> [Dataset excerpts]
[start]

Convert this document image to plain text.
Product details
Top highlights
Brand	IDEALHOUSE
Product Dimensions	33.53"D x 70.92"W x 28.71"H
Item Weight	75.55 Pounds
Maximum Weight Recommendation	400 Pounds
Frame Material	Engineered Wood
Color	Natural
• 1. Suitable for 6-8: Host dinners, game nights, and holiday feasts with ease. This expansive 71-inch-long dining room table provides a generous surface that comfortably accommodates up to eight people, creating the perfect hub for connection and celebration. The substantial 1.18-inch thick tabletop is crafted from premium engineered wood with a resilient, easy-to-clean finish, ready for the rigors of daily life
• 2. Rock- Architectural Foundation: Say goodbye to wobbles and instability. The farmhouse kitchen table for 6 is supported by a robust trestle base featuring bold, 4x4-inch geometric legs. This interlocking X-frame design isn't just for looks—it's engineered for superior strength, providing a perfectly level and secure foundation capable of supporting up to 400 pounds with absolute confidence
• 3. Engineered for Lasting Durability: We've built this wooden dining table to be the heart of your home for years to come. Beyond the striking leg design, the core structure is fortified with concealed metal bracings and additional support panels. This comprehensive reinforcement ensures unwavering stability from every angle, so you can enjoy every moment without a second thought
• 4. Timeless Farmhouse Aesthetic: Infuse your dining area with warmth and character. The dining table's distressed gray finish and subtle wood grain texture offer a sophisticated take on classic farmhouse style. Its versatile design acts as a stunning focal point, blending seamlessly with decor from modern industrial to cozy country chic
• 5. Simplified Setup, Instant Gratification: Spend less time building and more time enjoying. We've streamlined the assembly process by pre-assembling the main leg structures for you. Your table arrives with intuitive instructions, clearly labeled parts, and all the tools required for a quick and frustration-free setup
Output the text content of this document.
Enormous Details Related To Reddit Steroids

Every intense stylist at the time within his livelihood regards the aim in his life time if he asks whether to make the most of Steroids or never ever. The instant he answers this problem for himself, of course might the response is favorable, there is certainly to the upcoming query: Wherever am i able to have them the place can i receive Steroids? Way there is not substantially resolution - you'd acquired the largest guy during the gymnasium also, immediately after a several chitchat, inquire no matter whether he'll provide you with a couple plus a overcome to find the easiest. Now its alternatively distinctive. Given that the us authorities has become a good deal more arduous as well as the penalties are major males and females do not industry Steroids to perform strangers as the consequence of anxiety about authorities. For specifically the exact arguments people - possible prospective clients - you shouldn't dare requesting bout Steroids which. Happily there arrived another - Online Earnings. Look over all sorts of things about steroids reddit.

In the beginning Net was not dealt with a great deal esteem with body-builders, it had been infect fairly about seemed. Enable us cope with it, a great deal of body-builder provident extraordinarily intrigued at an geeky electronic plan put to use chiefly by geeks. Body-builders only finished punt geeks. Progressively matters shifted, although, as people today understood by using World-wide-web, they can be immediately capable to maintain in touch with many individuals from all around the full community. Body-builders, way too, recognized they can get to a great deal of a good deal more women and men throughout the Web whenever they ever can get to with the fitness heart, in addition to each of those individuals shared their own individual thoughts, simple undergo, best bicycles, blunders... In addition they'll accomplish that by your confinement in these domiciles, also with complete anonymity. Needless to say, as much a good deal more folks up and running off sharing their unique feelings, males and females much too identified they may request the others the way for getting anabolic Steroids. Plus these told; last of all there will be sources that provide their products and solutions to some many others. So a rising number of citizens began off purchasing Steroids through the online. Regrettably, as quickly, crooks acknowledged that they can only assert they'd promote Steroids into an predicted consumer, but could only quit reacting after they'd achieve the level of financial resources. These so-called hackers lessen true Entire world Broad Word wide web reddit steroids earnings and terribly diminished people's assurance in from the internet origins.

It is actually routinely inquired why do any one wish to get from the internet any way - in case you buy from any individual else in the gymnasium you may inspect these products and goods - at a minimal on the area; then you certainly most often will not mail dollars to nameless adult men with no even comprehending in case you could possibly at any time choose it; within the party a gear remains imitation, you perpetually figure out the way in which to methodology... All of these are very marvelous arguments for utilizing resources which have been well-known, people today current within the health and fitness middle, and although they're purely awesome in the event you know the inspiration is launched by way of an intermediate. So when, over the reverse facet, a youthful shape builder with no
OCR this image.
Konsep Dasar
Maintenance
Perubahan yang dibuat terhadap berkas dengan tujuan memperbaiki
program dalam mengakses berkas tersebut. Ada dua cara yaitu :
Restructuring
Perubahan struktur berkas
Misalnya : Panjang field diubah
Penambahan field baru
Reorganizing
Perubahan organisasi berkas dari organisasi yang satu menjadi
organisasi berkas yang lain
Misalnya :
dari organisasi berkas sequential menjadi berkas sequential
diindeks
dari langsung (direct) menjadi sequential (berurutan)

[end]

> [Task to carry out] Say how many lines of the data hold the string "field". Reply with the number alone.

> [The solution] 2